Data items
****************************************

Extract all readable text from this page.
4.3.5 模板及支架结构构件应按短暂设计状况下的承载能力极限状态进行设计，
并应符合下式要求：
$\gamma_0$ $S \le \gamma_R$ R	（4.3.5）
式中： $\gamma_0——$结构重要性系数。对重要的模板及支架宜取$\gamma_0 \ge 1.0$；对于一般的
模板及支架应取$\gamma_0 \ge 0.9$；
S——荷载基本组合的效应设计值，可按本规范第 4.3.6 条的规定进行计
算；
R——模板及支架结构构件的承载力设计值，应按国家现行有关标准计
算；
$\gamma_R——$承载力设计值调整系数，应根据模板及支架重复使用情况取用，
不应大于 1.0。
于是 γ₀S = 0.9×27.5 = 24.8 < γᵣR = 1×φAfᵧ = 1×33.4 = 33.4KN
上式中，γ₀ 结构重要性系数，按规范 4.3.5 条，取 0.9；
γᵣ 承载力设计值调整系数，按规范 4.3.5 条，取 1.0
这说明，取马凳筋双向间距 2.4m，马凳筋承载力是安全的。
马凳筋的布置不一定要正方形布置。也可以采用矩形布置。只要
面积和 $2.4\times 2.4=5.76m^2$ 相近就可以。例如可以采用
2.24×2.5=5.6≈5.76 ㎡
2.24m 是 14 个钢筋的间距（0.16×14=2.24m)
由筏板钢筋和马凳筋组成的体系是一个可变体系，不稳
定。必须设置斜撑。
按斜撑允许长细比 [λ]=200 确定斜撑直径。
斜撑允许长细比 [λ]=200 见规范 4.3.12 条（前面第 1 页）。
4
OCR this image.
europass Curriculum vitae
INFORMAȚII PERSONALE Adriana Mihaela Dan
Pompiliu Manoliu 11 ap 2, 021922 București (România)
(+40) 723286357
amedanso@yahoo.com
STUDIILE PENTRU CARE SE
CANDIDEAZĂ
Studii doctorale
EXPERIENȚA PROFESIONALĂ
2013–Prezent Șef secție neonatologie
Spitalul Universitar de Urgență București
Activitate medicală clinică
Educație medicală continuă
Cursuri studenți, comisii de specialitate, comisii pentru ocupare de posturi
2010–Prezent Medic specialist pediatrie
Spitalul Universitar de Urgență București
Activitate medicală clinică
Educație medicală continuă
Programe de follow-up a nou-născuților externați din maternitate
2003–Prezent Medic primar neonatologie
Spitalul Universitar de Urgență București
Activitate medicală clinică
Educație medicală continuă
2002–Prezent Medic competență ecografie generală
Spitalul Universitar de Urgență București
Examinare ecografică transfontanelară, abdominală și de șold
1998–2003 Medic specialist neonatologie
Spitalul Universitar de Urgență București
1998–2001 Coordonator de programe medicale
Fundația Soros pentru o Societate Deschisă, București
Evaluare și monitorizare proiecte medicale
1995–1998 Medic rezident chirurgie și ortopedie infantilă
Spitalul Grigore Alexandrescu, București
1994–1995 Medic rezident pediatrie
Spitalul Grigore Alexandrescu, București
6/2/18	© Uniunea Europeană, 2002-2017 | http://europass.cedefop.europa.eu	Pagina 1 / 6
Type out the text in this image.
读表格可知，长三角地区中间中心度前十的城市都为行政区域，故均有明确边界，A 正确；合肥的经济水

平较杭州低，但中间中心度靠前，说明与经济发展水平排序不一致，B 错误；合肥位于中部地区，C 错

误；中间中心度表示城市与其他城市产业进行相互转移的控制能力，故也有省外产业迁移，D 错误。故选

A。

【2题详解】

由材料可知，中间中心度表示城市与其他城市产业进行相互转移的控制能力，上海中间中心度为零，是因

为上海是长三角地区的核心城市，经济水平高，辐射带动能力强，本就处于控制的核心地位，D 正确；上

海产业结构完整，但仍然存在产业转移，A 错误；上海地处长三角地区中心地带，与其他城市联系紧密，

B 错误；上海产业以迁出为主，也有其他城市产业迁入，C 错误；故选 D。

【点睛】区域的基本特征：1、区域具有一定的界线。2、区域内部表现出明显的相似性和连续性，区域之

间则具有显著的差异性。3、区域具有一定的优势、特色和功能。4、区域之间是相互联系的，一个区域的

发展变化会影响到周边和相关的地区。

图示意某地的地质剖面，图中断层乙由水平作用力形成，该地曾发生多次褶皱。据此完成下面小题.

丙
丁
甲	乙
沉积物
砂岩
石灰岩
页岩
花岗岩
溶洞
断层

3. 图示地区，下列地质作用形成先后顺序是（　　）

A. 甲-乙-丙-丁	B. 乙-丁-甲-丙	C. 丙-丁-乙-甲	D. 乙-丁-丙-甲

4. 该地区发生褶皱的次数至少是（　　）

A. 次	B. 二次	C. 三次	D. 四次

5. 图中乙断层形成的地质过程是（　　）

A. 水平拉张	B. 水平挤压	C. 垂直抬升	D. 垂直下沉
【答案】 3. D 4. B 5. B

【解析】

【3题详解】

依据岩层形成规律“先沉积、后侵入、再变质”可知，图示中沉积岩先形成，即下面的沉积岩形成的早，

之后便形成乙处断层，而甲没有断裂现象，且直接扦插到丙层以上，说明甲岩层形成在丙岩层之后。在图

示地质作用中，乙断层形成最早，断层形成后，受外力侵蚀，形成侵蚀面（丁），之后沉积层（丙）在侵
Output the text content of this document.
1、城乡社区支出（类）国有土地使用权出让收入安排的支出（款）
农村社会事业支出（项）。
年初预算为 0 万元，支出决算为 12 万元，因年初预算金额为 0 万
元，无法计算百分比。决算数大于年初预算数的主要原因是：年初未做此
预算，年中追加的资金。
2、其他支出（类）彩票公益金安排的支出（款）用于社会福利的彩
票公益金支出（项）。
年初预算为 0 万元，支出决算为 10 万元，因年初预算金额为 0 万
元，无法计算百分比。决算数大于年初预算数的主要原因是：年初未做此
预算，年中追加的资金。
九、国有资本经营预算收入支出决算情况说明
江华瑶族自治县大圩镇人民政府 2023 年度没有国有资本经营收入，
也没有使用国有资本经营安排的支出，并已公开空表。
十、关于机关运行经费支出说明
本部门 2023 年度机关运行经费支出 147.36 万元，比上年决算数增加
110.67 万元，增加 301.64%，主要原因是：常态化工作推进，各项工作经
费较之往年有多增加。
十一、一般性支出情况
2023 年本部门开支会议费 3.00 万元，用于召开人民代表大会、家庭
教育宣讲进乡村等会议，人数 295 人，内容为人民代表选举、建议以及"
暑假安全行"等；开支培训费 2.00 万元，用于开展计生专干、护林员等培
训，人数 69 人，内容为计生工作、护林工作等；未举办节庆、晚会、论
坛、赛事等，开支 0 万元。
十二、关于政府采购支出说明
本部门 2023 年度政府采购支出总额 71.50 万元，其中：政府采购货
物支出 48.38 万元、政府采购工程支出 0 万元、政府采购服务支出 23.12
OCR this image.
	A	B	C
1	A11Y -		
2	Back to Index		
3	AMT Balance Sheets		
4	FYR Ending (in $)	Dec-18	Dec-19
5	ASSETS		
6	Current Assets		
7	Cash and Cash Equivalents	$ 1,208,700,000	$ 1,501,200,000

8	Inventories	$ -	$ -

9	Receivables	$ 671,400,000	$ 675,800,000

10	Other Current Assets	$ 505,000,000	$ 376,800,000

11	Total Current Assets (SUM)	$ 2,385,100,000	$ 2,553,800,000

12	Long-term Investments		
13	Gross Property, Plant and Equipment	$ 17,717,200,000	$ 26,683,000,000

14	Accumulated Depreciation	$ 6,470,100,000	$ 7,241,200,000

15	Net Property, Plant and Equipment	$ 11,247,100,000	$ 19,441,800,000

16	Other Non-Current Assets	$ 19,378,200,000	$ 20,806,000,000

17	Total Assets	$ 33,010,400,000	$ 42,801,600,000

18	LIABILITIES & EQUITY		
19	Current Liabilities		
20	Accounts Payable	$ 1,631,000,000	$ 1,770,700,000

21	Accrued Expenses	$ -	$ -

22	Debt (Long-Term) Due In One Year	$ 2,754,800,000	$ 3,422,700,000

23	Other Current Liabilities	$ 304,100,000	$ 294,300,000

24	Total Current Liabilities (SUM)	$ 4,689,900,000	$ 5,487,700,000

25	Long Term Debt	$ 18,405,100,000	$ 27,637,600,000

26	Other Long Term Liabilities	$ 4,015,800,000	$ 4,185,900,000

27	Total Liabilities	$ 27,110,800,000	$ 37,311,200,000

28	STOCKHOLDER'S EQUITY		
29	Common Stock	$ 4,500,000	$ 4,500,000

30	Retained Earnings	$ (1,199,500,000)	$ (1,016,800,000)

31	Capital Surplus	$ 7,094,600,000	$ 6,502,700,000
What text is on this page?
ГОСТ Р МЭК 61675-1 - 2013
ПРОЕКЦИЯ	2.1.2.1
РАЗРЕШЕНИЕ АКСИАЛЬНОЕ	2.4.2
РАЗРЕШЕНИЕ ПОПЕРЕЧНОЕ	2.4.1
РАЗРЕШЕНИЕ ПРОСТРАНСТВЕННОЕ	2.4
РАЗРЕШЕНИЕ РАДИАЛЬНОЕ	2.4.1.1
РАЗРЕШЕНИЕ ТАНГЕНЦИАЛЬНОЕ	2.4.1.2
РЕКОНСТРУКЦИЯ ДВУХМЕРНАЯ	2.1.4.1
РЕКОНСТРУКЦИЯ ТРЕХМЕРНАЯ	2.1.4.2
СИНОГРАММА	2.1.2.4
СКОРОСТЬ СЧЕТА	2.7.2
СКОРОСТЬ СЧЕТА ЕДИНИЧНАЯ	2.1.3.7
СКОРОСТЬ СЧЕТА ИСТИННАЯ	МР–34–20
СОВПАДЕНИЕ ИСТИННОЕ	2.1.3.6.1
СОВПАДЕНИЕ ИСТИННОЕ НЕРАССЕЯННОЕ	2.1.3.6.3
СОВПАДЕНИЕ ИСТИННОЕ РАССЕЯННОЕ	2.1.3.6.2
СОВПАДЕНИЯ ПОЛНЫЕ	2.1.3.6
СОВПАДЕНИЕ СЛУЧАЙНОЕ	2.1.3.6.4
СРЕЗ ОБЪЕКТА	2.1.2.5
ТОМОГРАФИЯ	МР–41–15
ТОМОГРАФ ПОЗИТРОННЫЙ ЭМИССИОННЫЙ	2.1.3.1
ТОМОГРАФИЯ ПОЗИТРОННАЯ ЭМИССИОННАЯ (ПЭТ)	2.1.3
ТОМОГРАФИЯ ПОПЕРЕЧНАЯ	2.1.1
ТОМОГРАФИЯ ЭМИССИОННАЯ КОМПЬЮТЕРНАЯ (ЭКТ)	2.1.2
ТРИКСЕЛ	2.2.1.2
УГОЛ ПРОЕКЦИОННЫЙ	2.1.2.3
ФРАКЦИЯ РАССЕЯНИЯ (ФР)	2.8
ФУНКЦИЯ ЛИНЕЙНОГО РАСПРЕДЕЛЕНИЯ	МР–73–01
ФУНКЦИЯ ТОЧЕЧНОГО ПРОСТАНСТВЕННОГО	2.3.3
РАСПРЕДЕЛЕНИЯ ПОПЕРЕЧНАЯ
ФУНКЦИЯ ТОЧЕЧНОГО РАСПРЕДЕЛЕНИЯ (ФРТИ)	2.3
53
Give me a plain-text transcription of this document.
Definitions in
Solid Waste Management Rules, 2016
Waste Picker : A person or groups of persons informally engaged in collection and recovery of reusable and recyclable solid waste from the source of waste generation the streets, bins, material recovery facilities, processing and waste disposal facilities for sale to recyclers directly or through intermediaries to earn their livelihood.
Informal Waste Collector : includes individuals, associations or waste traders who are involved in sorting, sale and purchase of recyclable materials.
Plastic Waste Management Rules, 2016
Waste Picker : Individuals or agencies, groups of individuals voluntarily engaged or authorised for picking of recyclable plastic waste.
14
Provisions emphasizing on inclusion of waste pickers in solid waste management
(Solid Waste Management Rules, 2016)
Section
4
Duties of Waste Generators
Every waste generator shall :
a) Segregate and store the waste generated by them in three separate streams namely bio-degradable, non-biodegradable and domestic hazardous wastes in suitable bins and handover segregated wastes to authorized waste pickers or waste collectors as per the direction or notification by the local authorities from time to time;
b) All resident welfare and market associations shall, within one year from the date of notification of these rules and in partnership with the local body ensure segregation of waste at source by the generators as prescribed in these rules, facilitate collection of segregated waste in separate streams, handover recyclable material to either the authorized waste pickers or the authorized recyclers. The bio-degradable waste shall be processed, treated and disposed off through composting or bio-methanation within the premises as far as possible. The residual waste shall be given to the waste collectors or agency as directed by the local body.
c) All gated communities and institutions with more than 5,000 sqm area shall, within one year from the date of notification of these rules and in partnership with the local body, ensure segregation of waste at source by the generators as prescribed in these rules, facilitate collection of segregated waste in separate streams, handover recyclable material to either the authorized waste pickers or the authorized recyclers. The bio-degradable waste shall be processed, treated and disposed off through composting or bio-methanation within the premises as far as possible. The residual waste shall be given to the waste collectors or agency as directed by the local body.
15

****************************************

- **Challenge**
Copy all lines from the material that include "Prezent".

- **Solved problem**
2013–Prezent Șef secție neonatologie
2010–Prezent Medic specialist pediatrie
2003–Prezent Medic primar neonatologie
2002–Prezent Medic competență ecografie generală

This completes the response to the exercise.